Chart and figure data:
┄┄┄┄┄┄
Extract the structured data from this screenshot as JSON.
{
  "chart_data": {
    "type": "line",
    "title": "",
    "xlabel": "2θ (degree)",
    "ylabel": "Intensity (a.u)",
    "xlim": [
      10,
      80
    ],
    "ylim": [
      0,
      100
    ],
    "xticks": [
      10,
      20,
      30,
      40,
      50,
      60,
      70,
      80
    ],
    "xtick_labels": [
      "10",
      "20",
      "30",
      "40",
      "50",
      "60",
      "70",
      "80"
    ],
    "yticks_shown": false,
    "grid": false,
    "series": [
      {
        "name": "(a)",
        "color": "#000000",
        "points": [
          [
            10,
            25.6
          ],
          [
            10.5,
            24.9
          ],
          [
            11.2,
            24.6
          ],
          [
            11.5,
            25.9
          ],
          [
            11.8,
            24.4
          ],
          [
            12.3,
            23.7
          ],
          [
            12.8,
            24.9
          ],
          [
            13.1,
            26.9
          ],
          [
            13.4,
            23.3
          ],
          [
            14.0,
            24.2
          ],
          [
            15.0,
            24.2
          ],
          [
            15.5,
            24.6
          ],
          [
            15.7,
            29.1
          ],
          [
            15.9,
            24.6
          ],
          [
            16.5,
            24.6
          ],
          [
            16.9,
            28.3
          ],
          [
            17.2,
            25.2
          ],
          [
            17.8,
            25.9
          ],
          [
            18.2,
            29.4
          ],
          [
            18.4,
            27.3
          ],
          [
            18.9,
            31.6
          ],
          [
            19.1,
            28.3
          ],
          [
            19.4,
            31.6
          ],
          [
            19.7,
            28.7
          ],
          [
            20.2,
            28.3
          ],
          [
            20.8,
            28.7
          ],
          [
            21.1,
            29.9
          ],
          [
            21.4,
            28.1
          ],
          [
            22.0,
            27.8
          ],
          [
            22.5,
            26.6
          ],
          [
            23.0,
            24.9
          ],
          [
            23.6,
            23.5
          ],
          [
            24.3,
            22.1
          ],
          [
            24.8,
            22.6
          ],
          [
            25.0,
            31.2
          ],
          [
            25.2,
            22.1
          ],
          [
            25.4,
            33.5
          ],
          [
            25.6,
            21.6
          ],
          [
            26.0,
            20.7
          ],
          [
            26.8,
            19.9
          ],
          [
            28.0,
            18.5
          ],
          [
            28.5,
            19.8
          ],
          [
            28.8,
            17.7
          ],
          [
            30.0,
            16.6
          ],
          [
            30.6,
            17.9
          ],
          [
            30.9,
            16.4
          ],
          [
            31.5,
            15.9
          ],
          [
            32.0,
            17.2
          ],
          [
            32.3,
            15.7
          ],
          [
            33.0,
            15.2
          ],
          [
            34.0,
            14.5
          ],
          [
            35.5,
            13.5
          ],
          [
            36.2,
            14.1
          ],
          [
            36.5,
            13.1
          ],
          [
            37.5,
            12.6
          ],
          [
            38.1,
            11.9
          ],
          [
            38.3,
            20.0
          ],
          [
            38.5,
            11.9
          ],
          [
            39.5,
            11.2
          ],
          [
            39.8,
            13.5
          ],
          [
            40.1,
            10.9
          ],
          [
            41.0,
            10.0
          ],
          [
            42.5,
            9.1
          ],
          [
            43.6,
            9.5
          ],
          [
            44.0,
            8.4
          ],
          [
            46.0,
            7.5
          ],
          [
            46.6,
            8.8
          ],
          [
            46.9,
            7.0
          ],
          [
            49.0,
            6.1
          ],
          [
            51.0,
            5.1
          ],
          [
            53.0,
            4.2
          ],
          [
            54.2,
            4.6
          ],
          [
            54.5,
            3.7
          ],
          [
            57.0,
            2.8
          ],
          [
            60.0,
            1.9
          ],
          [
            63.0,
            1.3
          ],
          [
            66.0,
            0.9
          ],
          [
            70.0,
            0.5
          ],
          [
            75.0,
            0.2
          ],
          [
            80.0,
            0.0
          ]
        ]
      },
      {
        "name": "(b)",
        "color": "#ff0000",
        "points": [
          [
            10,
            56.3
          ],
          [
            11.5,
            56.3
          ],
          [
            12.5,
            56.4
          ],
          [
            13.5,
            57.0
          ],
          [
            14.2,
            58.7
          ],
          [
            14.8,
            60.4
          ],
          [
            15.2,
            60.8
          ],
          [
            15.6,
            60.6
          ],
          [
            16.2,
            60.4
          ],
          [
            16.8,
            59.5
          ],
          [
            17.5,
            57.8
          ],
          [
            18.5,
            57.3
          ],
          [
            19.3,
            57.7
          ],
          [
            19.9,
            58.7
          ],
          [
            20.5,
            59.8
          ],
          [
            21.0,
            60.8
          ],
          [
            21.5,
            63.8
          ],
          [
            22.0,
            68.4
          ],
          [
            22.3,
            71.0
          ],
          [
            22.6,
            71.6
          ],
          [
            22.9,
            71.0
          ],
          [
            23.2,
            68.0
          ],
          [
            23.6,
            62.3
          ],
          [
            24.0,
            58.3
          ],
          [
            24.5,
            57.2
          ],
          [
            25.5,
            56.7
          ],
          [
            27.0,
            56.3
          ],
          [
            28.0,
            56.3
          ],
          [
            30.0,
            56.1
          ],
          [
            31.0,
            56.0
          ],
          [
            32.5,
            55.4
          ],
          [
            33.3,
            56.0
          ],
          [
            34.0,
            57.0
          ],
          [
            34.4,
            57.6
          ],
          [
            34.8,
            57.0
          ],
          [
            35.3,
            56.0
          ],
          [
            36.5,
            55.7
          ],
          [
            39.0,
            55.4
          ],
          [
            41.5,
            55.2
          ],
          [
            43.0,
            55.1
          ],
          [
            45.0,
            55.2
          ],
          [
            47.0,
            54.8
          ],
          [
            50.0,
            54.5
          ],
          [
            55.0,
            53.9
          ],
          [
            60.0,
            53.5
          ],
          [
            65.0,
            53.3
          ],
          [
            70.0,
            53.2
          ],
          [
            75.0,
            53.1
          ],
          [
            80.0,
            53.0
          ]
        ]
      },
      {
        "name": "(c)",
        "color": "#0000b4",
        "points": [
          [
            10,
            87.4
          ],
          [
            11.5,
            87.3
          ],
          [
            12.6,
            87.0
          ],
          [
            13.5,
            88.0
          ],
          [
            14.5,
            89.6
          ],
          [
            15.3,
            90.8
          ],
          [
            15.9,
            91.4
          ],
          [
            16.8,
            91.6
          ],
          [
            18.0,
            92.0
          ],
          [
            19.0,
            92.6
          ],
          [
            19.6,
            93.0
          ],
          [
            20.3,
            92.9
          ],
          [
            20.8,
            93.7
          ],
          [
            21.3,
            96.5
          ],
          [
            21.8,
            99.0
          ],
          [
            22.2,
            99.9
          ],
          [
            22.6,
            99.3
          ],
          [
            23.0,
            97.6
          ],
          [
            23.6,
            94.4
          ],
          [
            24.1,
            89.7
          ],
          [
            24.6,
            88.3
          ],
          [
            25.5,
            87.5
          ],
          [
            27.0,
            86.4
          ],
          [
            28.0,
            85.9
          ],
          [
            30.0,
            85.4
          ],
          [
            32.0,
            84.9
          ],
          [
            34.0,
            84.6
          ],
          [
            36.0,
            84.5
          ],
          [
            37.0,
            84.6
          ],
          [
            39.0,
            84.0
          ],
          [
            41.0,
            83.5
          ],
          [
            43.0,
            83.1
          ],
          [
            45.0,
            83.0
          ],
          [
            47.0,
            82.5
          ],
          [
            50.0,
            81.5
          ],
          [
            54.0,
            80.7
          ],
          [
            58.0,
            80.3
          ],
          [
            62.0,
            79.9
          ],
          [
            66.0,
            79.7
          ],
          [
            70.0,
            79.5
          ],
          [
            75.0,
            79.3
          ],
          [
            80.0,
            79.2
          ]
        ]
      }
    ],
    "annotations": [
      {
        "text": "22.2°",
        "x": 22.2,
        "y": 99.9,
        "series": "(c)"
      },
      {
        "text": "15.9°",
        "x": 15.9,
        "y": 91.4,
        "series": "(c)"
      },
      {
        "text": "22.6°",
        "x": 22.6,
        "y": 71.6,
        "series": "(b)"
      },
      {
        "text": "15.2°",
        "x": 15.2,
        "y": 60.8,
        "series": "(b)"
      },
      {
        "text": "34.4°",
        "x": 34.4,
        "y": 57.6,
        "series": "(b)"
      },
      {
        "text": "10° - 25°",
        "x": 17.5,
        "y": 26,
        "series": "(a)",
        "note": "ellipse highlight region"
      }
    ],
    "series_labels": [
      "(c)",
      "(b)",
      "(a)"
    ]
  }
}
┄┄┄┄┄┄
◆ **GOAL OF THE EXERCISE**
Find "text". Copy every line it occurs in.

◆ **ANSWER TO THIS PROBLEM**
        "text": "22.2°",
        "text": "15.9°",
        "text": "22.6°",
        "text": "15.2°",
        "text": "34.4°",
        "text": "10° - 25°",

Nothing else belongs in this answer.